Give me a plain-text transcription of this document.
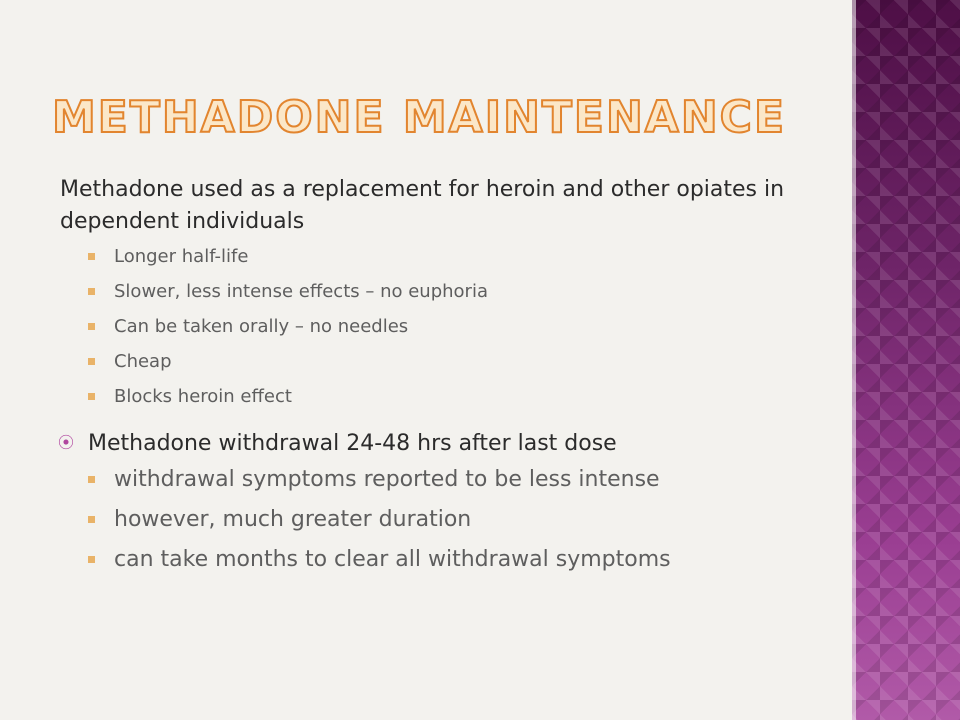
METHADONE MAINTENANCE

Methadone used as a replacement for heroin and other opiates in dependent individuals

Longer half-life
Slower, less intense effects – no euphoria
Can be taken orally – no needles
Cheap
Blocks heroin effect
⦿ Methadone withdrawal 24-48 hrs after last dose
withdrawal symptoms reported to be less intense
however, much greater duration
can take months to clear all withdrawal symptoms
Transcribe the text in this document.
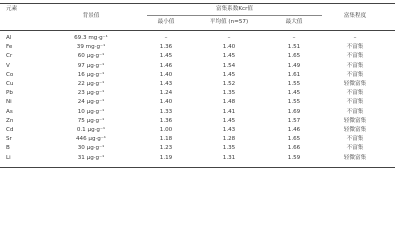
元素
背景值
富集系数Kcr值
最小值	平均值 (n=57)	最大值
富集程度
Al	69.3 mg·g⁻¹	–	–	–	–
Fe	39 mg·g⁻¹	1.36	1.40	1.51	不富集
Cr	60 μg·g⁻¹	1.45	1.45	1.65	不富集
V	97 μg·g⁻¹	1.46	1.54	1.49	不富集
Co	16 μg·g⁻¹	1.40	1.45	1.61	不富集
Cu	22 μg·g⁻¹	1.43	1.52	1.55	轻微富集
Pb	23 μg·g⁻¹	1.24	1.35	1.45	不富集
Ni	24 μg·g⁻¹	1.40	1.48	1.55	不富集
As	10 μg·g⁻¹	1.33	1.41	1.69	不富集
Zn	75 μg·g⁻¹	1.36	1.45	1.57	轻微富集
Cd	0.1 μg·g⁻¹	1.00	1.43	1.46	轻微富集
Sr	446 μg·g⁻¹	1.18	1.28	1.65	不富集
B	30 μg·g⁻¹	1.23	1.35	1.66	不富集
Li	31 μg·g⁻¹	1.19	1.31	1.59	轻微富集
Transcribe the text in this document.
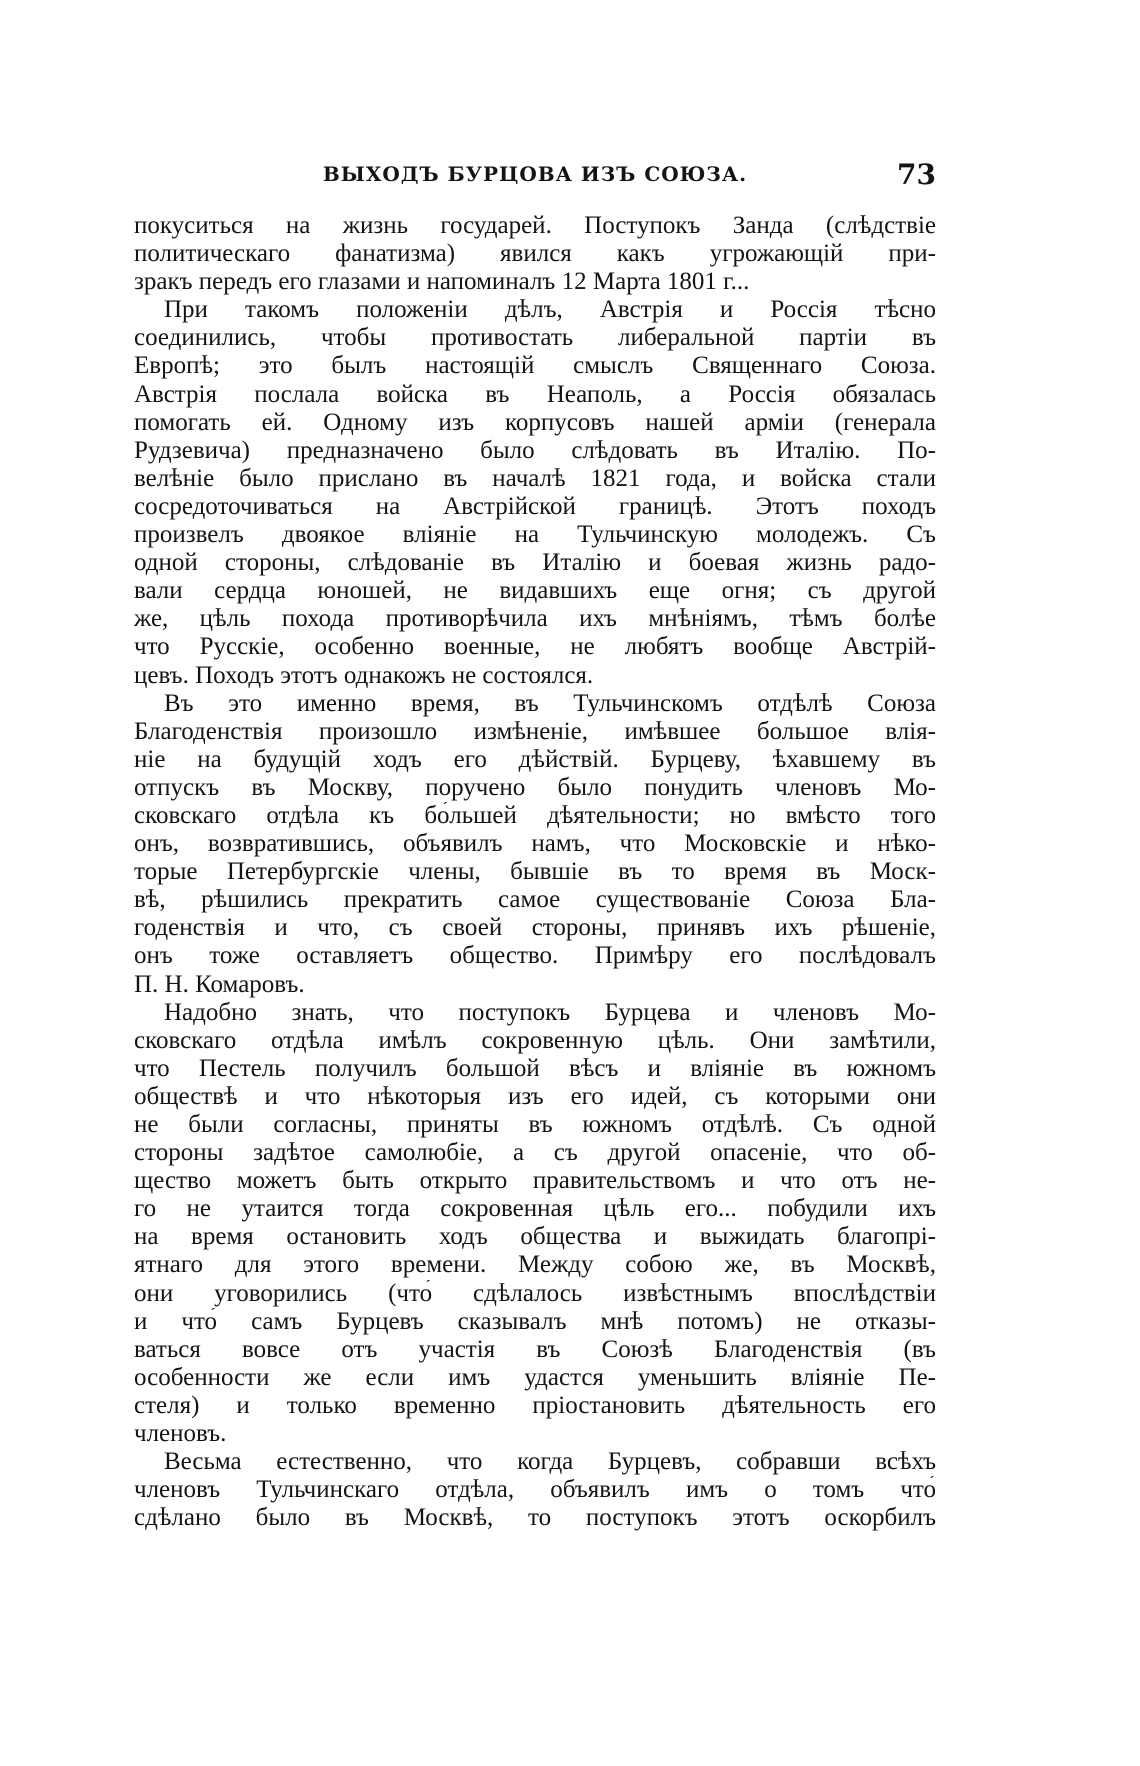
ВЫХОДЪ БУРЦОВА ИЗЪ СОЮЗА.	73
покуситься на жизнь государей. Поступокъ Занда (слѣдствіе
политическаго фанатизма) явился какъ угрожающій при-
зракъ передъ его глазами и напоминалъ 12 Марта 1801 г...
При такомъ положеніи дѣлъ, Австрія и Россія тѣсно
соединились, чтобы противостать либеральной партіи въ
Европѣ; это былъ настоящій смыслъ Священнаго Союза.
Австрія послала войска въ Неаполь, а Россія обязалась
помогать ей. Одному изъ корпусовъ нашей арміи (генерала
Рудзевича) предназначено было слѣдовать въ Италію. По-
велѣніе было прислано въ началѣ 1821 года, и войска стали
сосредоточиваться на Австрійской границѣ. Этотъ походъ
произвелъ двоякое вліяніе на Тульчинскую молодежъ. Съ
одной стороны, слѣдованіе въ Италію и боевая жизнь радо-
вали сердца юношей, не видавшихъ еще огня; съ другой
же, цѣль похода противорѣчила ихъ мнѣніямъ, тѣмъ болѣе
что Русскіе, особенно военные, не любятъ вообще Австрій-
цевъ. Походъ этотъ однакожъ не состоялся.
Въ это именно время, въ Тульчинскомъ отдѣлѣ Союза
Благоденствія произошло измѣненіе, имѣвшее большое влія-
ніе на будущій ходъ его дѣйствій. Бурцеву, ѣхавшему въ
отпускъ въ Москву, поручено было понудить членовъ Мо-
сковскаго отдѣла къ бо́льшей дѣятельности; но вмѣсто того
онъ, возвратившись, объявилъ намъ, что Московскіе и нѣко-
торые Петербургскіе члены, бывшіе въ то время въ Моск-
вѣ, рѣшились прекратить самое существованіе Союза Бла-
годенствія и что, съ своей стороны, принявъ ихъ рѣшеніе,
онъ тоже оставляетъ общество. Примѣру его послѣдовалъ
П. Н. Комаровъ.
Надобно знать, что поступокъ Бурцева и членовъ Мо-
сковскаго отдѣла имѣлъ сокровенную цѣль. Они замѣтили,
что Пестель получилъ большой вѣсъ и вліяніе въ южномъ
обществѣ и что нѣкоторыя изъ его идей, съ которыми они
не были согласны, приняты въ южномъ отдѣлѣ. Съ одной
стороны задѣтое самолюбіе, а съ другой опасеніе, что об-
щество можетъ быть открыто правительствомъ и что отъ не-
го не утаится тогда сокровенная цѣль его... побудили ихъ
на время остановить ходъ общества и выжидать благопрі-
ятнаго для этого времени. Между собою же, въ Москвѣ,
они уговорились (что́ сдѣлалось извѣстнымъ впослѣдствіи
и что́ самъ Бурцевъ сказывалъ мнѣ потомъ) не отказы-
ваться вовсе отъ участія въ Союзѣ Благоденствія (въ
особенности же если имъ удастся уменьшить вліяніе Пе-
стеля) и только временно пріостановить дѣятельность его
членовъ.
Весьма естественно, что когда Бурцевъ, собравши всѣхъ
членовъ Тульчинскаго отдѣла, объявилъ имъ о томъ что́
сдѣлано было въ Москвѣ, то поступокъ этотъ оскорбилъ
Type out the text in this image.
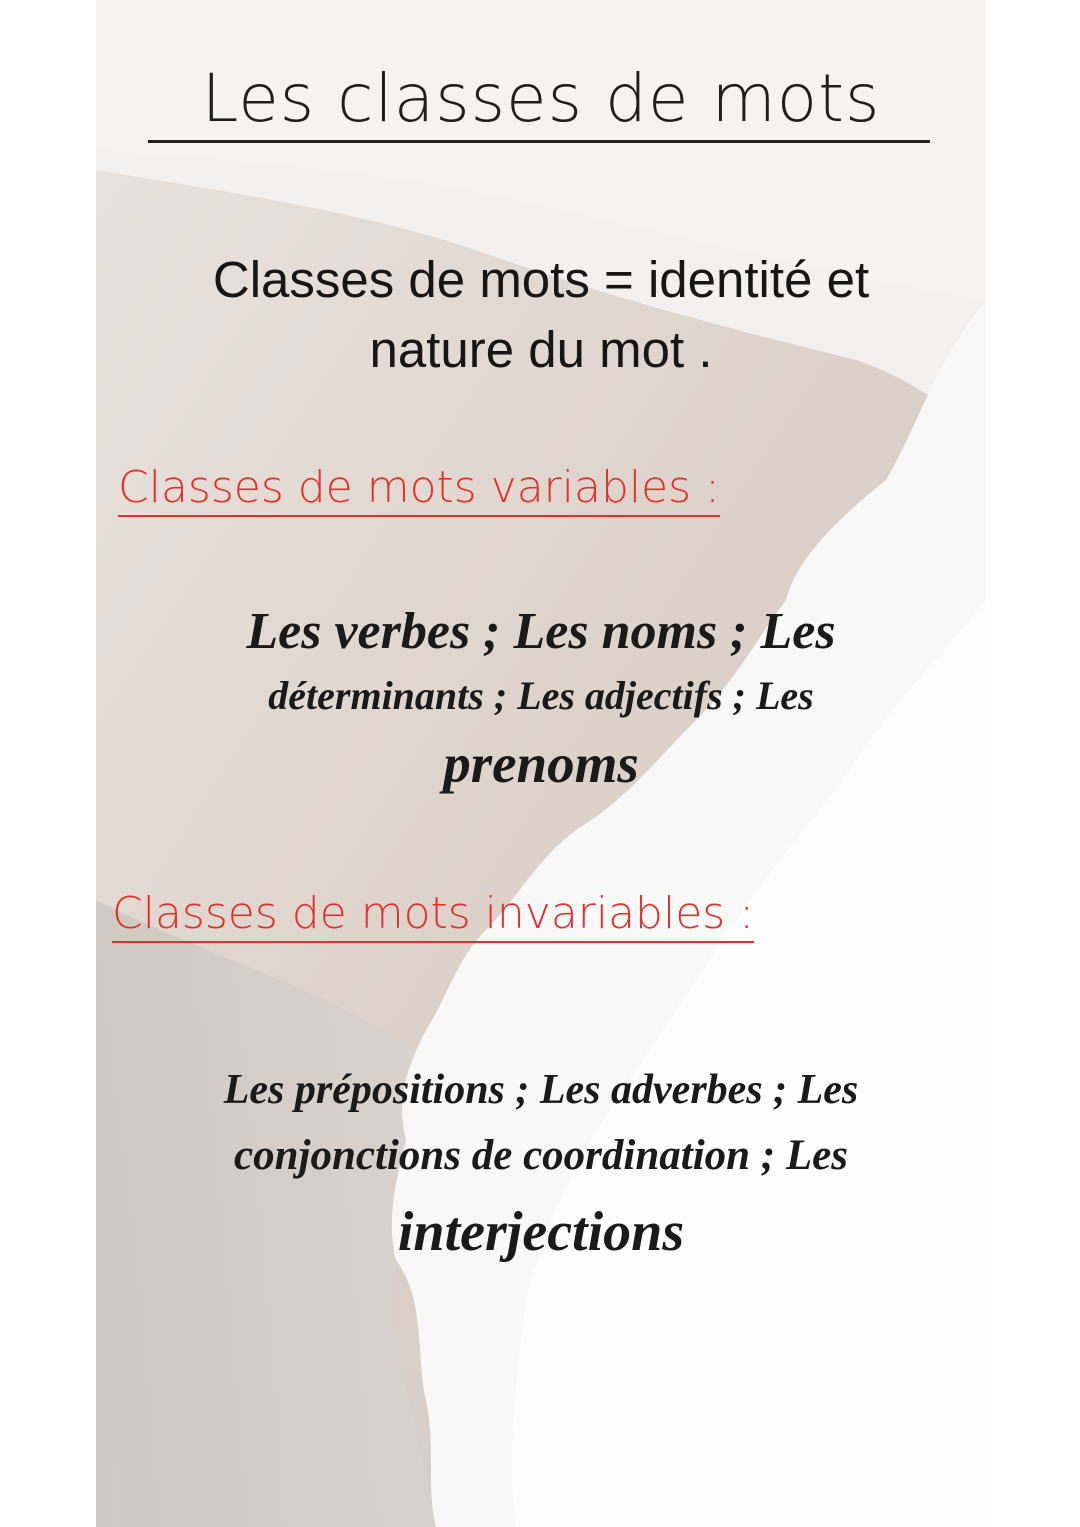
Les classes de mots
Classes de mots = identité et
nature du mot .
Classes de mots variables :
Les verbes ; Les noms ; Les
déterminants ; Les adjectifs ; Les
prenoms
Classes de mots invariables :
Les prépositions ; Les adverbes ; Les
conjonctions de coordination ; Les
interjections
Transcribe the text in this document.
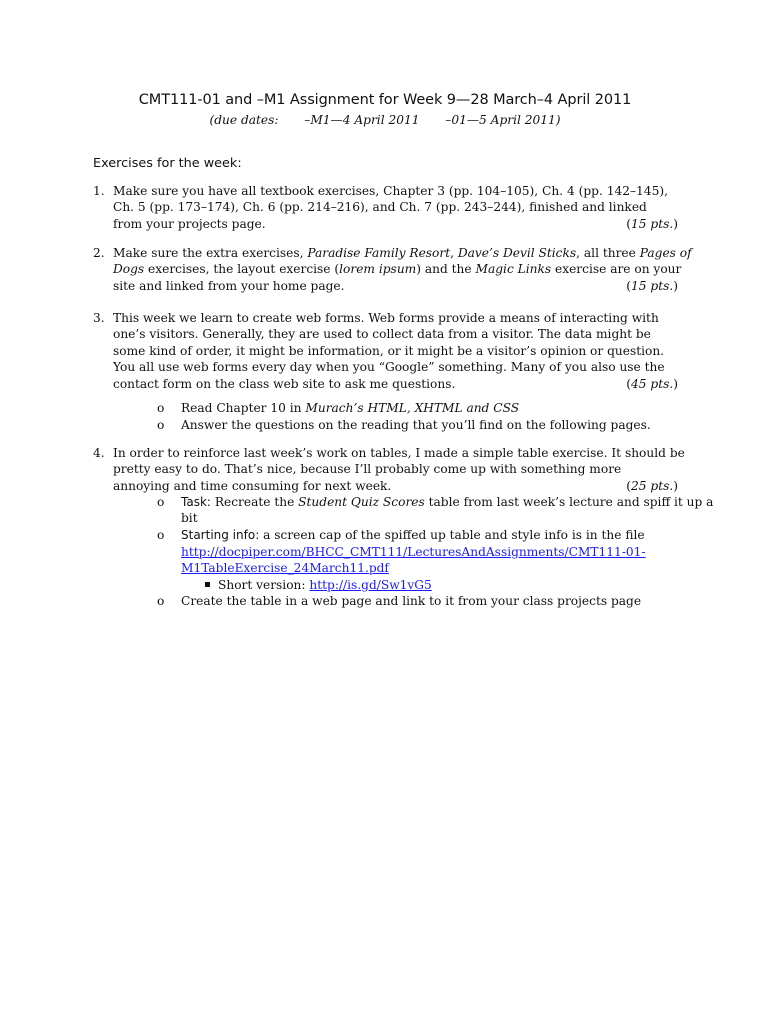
CMT111-01 and –M1 Assignment for Week 9—28 March–4 April 2011
(due dates: –M1—4 April 2011 –01—5 April 2011)
Exercises for the week:
1. Make sure you have all textbook exercises, Chapter 3 (pp. 104–105), Ch. 4 (pp. 142–145),
Ch. 5 (pp. 173–174), Ch. 6 (pp. 214–216), and Ch. 7 (pp. 243–244), finished and linked
from your projects page.	(15 pts.)
2. Make sure the extra exercises, Paradise Family Resort, Dave’s Devil Sticks, all three Pages of
Dogs exercises, the layout exercise (lorem ipsum) and the Magic Links exercise are on your
site and linked from your home page.	(15 pts.)
3. This week we learn to create web forms. Web forms provide a means of interacting with
one’s visitors. Generally, they are used to collect data from a visitor. The data might be
some kind of order, it might be information, or it might be a visitor’s opinion or question.
You all use web forms every day when you “Google” something. Many of you also use the
contact form on the class web site to ask me questions.	(45 pts.)
o	Read Chapter 10 in Murach’s HTML, XHTML and CSS
o	Answer the questions on the reading that you’ll find on the following pages.
4. In order to reinforce last week’s work on tables, I made a simple table exercise. It should be
pretty easy to do. That’s nice, because I’ll probably come up with something more
annoying and time consuming for next week.	(25 pts.)
o	Task: Recreate the Student Quiz Scores table from last week’s lecture and spiff it up a
bit
o	Starting info: a screen cap of the spiffed up table and style info is in the file
http://docpiper.com/BHCC_CMT111/LecturesAndAssignments/CMT111-01-
M1TableExercise_24March11.pdf
Short version: http://is.gd/Sw1vG5
o	Create the table in a web page and link to it from your class projects page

◆ Aim of the exercise
Select every line above that contains the word "Make", and copy it.

◆ Final result
1. Make sure you have all textbook exercises, Chapter 3 (pp. 104–105), Ch. 4 (pp. 142–145),
2. Make sure the extra exercises, Paradise Family Resort, Dave’s Devil Sticks, all three Pages of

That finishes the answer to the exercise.